» Set problem
Isolate every line in the data with the string "image" and copy it.

──────── Exercise inputs

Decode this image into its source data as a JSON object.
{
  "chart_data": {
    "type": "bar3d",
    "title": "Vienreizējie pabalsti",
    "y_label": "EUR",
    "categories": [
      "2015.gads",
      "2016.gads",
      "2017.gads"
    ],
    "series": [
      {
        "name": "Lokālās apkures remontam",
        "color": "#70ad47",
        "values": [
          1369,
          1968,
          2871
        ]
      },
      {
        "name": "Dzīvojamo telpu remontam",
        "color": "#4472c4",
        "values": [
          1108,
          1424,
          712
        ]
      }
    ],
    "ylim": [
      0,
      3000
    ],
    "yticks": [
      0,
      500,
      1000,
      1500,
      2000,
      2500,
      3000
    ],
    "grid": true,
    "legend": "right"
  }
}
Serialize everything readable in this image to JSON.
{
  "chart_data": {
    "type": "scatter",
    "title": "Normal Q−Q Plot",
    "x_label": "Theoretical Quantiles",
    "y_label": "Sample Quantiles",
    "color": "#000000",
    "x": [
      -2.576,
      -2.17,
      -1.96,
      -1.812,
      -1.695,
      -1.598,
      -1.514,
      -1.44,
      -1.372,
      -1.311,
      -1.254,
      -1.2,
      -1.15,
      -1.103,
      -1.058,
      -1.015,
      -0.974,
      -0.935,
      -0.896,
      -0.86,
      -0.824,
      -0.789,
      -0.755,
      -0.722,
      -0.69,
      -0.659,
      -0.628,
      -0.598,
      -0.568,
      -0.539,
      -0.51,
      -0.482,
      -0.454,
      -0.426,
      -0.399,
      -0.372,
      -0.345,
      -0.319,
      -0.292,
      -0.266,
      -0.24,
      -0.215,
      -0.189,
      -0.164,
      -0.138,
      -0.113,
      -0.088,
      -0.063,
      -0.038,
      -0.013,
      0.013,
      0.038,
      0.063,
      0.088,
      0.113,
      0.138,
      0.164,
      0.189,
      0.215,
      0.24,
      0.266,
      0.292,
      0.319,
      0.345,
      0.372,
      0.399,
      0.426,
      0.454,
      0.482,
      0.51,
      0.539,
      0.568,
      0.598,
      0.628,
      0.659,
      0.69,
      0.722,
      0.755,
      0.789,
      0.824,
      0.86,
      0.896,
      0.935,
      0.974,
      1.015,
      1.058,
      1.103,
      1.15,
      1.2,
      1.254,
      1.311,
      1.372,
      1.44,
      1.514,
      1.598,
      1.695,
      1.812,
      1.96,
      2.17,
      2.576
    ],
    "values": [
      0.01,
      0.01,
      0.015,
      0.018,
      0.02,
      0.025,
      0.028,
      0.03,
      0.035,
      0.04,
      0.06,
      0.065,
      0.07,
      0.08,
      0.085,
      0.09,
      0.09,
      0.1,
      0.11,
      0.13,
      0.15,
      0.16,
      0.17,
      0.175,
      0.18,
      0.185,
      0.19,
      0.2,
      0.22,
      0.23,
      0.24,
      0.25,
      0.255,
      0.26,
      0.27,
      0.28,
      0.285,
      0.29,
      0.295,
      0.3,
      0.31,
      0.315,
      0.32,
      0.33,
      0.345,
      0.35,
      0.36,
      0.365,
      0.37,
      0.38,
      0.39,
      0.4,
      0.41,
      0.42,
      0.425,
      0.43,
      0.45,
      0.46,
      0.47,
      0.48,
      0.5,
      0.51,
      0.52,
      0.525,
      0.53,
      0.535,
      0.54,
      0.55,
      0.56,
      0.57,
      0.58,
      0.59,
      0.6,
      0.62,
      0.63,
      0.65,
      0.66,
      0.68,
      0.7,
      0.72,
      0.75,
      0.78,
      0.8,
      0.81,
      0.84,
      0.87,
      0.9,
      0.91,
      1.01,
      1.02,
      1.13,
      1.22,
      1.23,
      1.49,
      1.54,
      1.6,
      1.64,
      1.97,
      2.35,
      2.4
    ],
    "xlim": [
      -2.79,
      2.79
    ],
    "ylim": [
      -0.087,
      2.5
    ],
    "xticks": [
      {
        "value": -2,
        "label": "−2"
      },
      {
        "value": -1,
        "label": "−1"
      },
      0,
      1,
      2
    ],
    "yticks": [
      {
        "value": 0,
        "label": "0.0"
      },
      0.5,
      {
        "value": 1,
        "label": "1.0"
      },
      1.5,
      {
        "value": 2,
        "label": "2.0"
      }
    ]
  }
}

────────────────

» Answer for the task
Decode this image into its source data as a JSON object.
Serialize everything readable in this image to JSON.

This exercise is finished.